TASK OBJECTIVE:
Transcribe each line of the material as it is, and drop any picture.

Figure collection entries

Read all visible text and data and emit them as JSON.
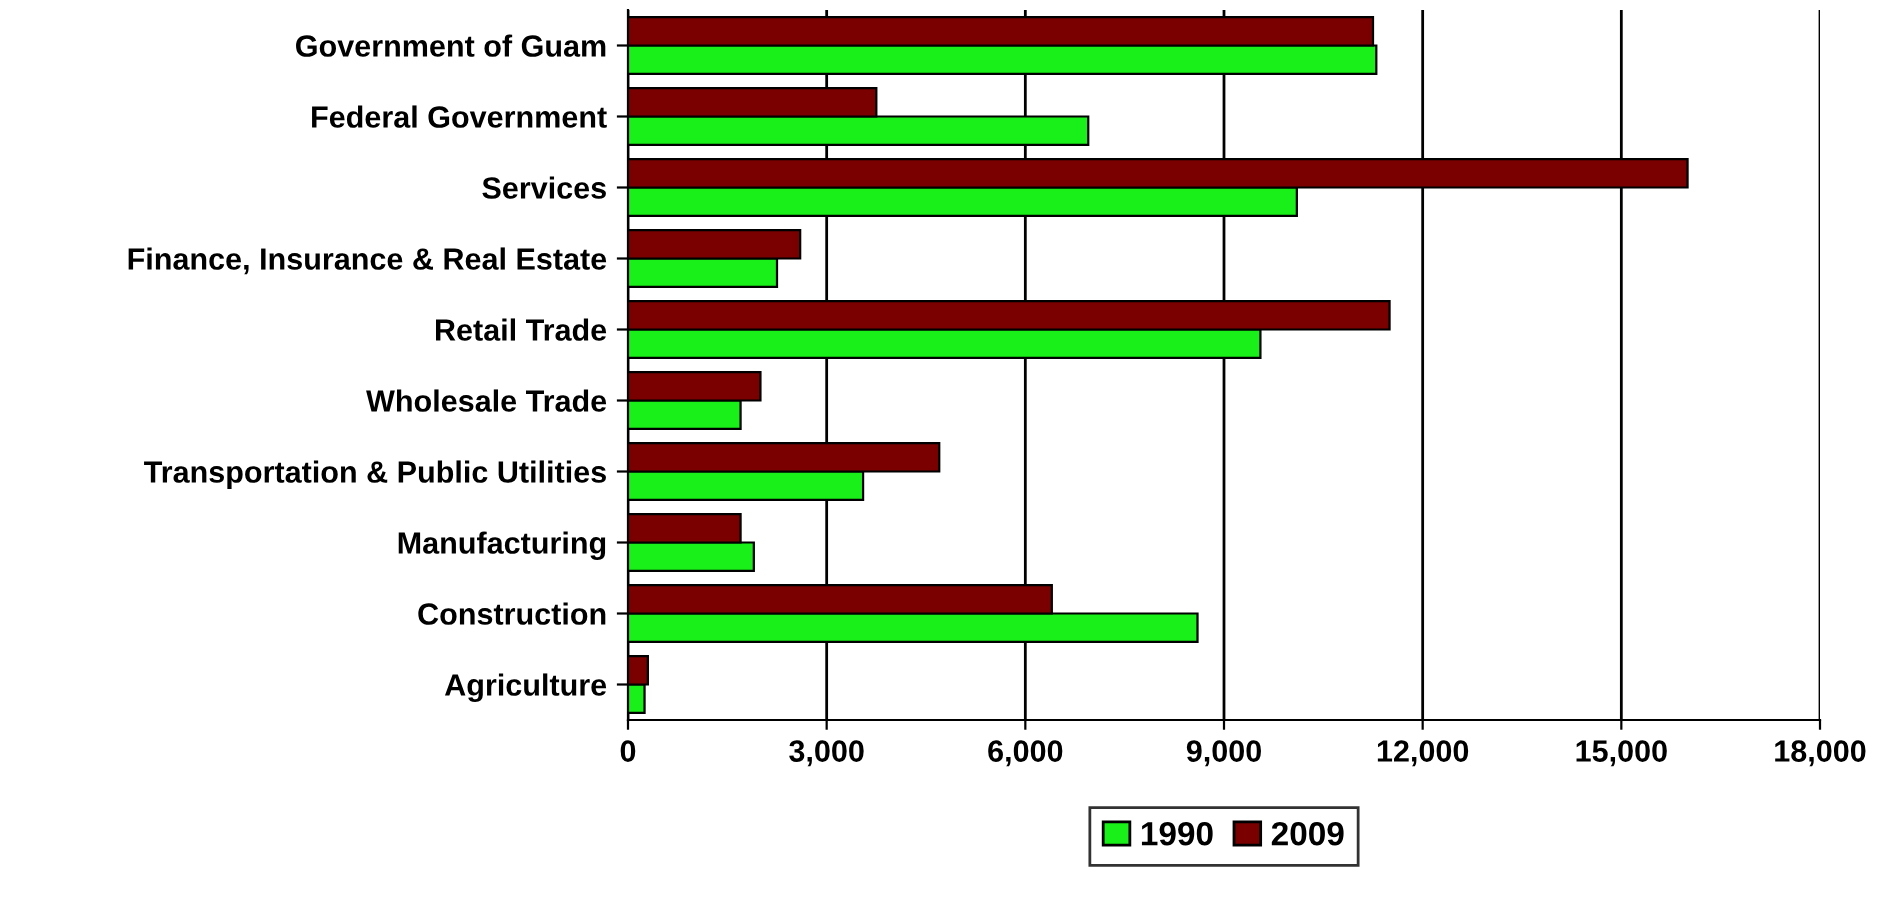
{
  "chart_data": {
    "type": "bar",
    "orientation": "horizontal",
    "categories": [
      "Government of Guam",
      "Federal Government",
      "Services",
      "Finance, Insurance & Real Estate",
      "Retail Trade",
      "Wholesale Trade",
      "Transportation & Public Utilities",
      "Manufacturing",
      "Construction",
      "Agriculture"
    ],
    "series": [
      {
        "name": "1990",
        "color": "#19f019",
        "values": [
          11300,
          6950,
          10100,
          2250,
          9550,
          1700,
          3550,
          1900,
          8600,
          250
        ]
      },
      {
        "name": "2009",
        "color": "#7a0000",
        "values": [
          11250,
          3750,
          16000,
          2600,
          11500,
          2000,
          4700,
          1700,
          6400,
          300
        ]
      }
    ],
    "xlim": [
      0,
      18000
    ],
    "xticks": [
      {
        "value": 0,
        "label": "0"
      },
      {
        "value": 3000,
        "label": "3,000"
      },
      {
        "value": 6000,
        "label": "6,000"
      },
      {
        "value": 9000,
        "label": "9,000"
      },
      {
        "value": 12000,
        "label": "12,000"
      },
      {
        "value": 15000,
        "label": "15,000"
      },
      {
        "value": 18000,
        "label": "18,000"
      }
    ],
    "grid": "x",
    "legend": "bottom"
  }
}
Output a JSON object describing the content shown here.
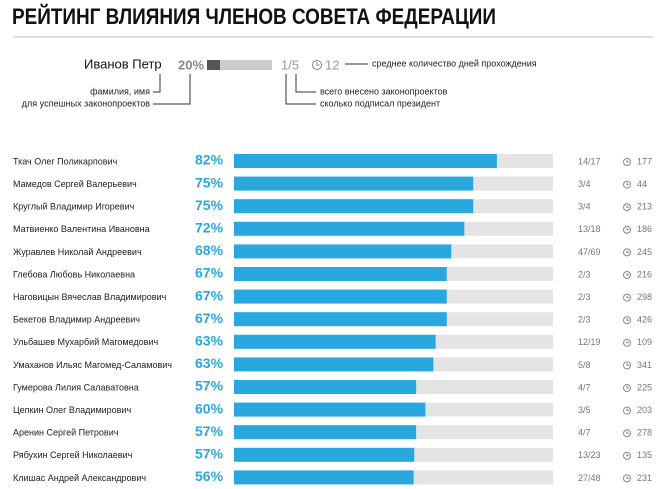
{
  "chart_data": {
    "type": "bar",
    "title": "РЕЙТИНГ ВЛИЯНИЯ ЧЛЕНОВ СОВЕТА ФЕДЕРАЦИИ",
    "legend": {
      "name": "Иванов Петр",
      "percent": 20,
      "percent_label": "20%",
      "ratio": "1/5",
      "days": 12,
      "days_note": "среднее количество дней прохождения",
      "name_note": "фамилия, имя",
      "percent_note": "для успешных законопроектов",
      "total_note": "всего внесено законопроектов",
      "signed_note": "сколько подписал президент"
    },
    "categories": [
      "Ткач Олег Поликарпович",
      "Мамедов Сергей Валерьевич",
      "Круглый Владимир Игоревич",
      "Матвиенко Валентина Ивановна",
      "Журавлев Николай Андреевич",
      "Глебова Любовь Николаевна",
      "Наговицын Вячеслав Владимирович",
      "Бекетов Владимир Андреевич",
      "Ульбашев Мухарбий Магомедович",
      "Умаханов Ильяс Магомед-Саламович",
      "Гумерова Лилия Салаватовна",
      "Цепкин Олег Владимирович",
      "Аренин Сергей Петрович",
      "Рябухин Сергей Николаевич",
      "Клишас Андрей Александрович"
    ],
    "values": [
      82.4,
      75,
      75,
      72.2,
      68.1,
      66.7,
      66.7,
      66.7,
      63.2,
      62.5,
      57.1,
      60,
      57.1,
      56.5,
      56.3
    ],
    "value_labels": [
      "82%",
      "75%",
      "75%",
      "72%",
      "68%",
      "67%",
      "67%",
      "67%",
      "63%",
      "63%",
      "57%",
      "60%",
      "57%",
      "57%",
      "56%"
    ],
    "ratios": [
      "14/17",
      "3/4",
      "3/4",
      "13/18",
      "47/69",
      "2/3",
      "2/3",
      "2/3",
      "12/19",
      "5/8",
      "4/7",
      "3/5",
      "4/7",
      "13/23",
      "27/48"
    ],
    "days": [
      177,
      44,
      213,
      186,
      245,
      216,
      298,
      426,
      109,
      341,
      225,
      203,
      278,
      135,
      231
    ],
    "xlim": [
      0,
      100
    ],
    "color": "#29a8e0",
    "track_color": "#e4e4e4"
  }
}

FINISHED ANSWER:
Read all visible text and data and emit them as JSON.
{
  "chart_data": {
    "type": "bar",
    "orientation": "horizontal",
    "categories": [
      "Government of Guam",
      "Federal Government",
      "Services",
      "Finance, Insurance & Real Estate",
      "Retail Trade",
      "Wholesale Trade",
      "Transportation & Public Utilities",
      "Manufacturing",
      "Construction",
      "Agriculture"
    ],
    "series": [
      {
        "name": "1990",
        "color": "#19f019",
        "values": [
          11300,
          6950,
          10100,
          2250,
          9550,
          1700,
          3550,
          1900,
          8600,
          250
        ]
      },
      {
        "name": "2009",
        "color": "#7a0000",
        "values": [
          11250,
          3750,
          16000,
          2600,
          11500,
          2000,
          4700,
          1700,
          6400,
          300
        ]
      }
    ],
    "xlim": [
      0,
      18000
    ],
    "xticks": [
      {
        "value": 0,
        "label": "0"
      },
      {
        "value": 3000,
        "label": "3,000"
      },
      {
        "value": 6000,
        "label": "6,000"
      },
      {
        "value": 9000,
        "label": "9,000"
      },
      {
        "value": 12000,
        "label": "12,000"
      },
      {
        "value": 15000,
        "label": "15,000"
      },
      {
        "value": 18000,
        "label": "18,000"
      }
    ],
    "grid": "x",
    "legend": "bottom"
  }
}
Output a JSON object describing the content shown here.
{
  "chart_data": {
    "type": "bar",
    "title": "РЕЙТИНГ ВЛИЯНИЯ ЧЛЕНОВ СОВЕТА ФЕДЕРАЦИИ",
    "legend": {
      "name": "Иванов Петр",
      "percent": 20,
      "percent_label": "20%",
      "ratio": "1/5",
      "days": 12,
      "days_note": "среднее количество дней прохождения",
      "name_note": "фамилия, имя",
      "percent_note": "для успешных законопроектов",
      "total_note": "всего внесено законопроектов",
      "signed_note": "сколько подписал президент"
    },
    "categories": [
      "Ткач Олег Поликарпович",
      "Мамедов Сергей Валерьевич",
      "Круглый Владимир Игоревич",
      "Матвиенко Валентина Ивановна",
      "Журавлев Николай Андреевич",
      "Глебова Любовь Николаевна",
      "Наговицын Вячеслав Владимирович",
      "Бекетов Владимир Андреевич",
      "Ульбашев Мухарбий Магомедович",
      "Умаханов Ильяс Магомед-Саламович",
      "Гумерова Лилия Салаватовна",
      "Цепкин Олег Владимирович",
      "Аренин Сергей Петрович",
      "Рябухин Сергей Николаевич",
      "Клишас Андрей Александрович"
    ],
    "values": [
      82.4,
      75,
      75,
      72.2,
      68.1,
      66.7,
      66.7,
      66.7,
      63.2,
      62.5,
      57.1,
      60,
      57.1,
      56.5,
      56.3
    ],
    "value_labels": [
      "82%",
      "75%",
      "75%",
      "72%",
      "68%",
      "67%",
      "67%",
      "67%",
      "63%",
      "63%",
      "57%",
      "60%",
      "57%",
      "57%",
      "56%"
    ],
    "ratios": [
      "14/17",
      "3/4",
      "3/4",
      "13/18",
      "47/69",
      "2/3",
      "2/3",
      "2/3",
      "12/19",
      "5/8",
      "4/7",
      "3/5",
      "4/7",
      "13/23",
      "27/48"
    ],
    "days": [
      177,
      44,
      213,
      186,
      245,
      216,
      298,
      426,
      109,
      341,
      225,
      203,
      278,
      135,
      231
    ],
    "xlim": [
      0,
      100
    ],
    "color": "#29a8e0",
    "track_color": "#e4e4e4"
  }
}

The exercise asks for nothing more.